====== MATERIAL TO PROCESS
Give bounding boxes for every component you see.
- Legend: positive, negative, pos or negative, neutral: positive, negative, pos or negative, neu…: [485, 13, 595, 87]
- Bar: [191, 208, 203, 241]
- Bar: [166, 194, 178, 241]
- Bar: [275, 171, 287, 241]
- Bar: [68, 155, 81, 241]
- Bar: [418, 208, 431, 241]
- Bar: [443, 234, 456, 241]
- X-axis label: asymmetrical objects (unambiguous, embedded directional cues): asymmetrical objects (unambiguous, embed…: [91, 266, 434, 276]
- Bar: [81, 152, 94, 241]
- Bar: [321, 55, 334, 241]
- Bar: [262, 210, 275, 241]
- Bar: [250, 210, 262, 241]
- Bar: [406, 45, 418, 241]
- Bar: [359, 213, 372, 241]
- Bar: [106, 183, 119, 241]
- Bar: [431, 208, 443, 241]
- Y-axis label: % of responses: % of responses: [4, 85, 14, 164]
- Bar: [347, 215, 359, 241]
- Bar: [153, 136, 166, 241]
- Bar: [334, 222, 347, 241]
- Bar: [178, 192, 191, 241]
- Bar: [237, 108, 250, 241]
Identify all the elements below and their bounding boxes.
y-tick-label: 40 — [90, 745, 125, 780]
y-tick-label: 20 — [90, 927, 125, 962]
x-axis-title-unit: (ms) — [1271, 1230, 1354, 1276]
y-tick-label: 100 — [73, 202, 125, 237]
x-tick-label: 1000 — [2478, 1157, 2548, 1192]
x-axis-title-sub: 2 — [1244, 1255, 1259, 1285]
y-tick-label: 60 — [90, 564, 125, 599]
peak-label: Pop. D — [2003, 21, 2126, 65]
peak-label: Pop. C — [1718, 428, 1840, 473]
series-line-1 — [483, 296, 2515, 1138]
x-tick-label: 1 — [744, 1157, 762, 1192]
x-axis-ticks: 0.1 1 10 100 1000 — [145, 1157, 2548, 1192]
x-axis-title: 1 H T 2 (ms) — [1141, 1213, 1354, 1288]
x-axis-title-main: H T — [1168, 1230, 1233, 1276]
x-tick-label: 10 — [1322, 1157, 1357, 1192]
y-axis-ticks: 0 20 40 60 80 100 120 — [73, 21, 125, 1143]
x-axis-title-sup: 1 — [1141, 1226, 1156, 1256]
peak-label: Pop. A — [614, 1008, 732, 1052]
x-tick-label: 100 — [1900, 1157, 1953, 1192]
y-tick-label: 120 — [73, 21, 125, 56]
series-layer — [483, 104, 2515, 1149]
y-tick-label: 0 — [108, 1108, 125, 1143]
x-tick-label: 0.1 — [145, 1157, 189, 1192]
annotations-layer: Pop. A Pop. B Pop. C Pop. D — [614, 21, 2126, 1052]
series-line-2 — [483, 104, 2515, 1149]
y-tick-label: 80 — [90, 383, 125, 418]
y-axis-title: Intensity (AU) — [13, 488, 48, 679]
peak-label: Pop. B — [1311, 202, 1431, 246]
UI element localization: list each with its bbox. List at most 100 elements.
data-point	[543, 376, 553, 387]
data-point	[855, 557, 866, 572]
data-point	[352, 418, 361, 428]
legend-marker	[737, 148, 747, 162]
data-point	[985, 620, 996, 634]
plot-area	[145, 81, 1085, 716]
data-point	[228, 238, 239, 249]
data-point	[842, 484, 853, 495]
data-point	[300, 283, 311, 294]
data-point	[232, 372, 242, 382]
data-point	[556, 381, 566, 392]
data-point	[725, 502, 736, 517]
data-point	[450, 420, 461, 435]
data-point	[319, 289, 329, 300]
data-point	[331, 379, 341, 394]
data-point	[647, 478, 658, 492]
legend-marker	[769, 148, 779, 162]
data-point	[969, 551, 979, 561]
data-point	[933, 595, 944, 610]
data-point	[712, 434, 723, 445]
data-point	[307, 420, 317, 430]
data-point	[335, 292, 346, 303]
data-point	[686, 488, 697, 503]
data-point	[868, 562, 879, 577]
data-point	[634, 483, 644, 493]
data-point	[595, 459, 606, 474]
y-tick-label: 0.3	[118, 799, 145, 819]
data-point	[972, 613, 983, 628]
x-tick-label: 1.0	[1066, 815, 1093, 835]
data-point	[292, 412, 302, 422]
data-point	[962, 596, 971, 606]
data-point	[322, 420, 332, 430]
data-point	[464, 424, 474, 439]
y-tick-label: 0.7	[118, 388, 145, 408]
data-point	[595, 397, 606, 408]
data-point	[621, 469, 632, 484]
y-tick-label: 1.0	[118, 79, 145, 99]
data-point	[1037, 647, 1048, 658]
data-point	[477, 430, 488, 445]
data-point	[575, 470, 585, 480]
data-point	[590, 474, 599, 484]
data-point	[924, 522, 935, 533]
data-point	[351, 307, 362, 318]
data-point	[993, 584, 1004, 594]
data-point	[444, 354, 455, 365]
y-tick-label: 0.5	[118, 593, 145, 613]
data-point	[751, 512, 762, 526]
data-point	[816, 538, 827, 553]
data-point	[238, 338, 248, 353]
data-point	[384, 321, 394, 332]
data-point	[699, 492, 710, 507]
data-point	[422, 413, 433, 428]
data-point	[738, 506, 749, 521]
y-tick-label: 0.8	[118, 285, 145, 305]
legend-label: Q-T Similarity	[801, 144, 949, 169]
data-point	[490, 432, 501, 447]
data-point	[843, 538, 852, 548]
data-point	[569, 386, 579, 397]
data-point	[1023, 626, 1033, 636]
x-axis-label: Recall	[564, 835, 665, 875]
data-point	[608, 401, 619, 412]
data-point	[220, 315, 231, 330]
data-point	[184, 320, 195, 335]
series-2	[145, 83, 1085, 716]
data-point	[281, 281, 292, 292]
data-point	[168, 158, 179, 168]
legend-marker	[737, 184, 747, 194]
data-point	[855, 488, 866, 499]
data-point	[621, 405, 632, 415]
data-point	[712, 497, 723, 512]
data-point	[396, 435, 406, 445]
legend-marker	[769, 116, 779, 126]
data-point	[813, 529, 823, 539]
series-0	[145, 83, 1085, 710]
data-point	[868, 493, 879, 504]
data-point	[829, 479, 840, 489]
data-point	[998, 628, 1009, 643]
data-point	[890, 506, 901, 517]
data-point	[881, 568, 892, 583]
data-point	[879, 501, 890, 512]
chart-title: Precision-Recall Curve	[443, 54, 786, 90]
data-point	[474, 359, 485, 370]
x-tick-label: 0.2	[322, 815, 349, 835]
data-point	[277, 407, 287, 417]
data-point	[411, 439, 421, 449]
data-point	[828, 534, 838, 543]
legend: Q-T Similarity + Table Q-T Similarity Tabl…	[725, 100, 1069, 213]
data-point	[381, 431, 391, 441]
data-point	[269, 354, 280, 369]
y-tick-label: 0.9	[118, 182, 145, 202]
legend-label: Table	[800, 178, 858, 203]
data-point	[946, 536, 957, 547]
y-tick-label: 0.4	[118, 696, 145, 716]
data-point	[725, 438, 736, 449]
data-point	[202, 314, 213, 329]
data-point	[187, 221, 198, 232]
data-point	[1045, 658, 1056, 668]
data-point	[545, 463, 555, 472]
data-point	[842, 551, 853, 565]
============
DO THIS:
Update the rows from the first one through the line that contains "series-line-1 — [483, 296, 2515, 1138]", replacing every "y-tick-label" with "y-axis-tick" and keeping all else the same.

EXERCISE ANSWER:
Give bounding boxes for every component you see.
- Legend: positive, negative, pos or negative, neutral: positive, negative, pos or negative, neu…: [485, 13, 595, 87]
- Bar: [191, 208, 203, 241]
- Bar: [166, 194, 178, 241]
- Bar: [275, 171, 287, 241]
- Bar: [68, 155, 81, 241]
- Bar: [418, 208, 431, 241]
- Bar: [443, 234, 456, 241]
- X-axis label: asymmetrical objects (unambiguous, embedded directional cues): asymmetrical objects (unambiguous, embed…: [91, 266, 434, 276]
- Bar: [81, 152, 94, 241]
- Bar: [321, 55, 334, 241]
- Bar: [262, 210, 275, 241]
- Bar: [250, 210, 262, 241]
- Bar: [406, 45, 418, 241]
- Bar: [359, 213, 372, 241]
- Bar: [106, 183, 119, 241]
- Bar: [431, 208, 443, 241]
- Y-axis label: % of responses: % of responses: [4, 85, 14, 164]
- Bar: [347, 215, 359, 241]
- Bar: [153, 136, 166, 241]
- Bar: [334, 222, 347, 241]
- Bar: [178, 192, 191, 241]
- Bar: [237, 108, 250, 241]
Identify all the elements below and their bounding boxes.
y-axis-tick: 40 — [90, 745, 125, 780]
y-axis-tick: 20 — [90, 927, 125, 962]
x-axis-title-unit: (ms) — [1271, 1230, 1354, 1276]
y-axis-tick: 100 — [73, 202, 125, 237]
x-tick-label: 1000 — [2478, 1157, 2548, 1192]
x-axis-title-sub: 2 — [1244, 1255, 1259, 1285]
y-axis-tick: 60 — [90, 564, 125, 599]
peak-label: Pop. D — [2003, 21, 2126, 65]
peak-label: Pop. C — [1718, 428, 1840, 473]
series-line-1 — [483, 296, 2515, 1138]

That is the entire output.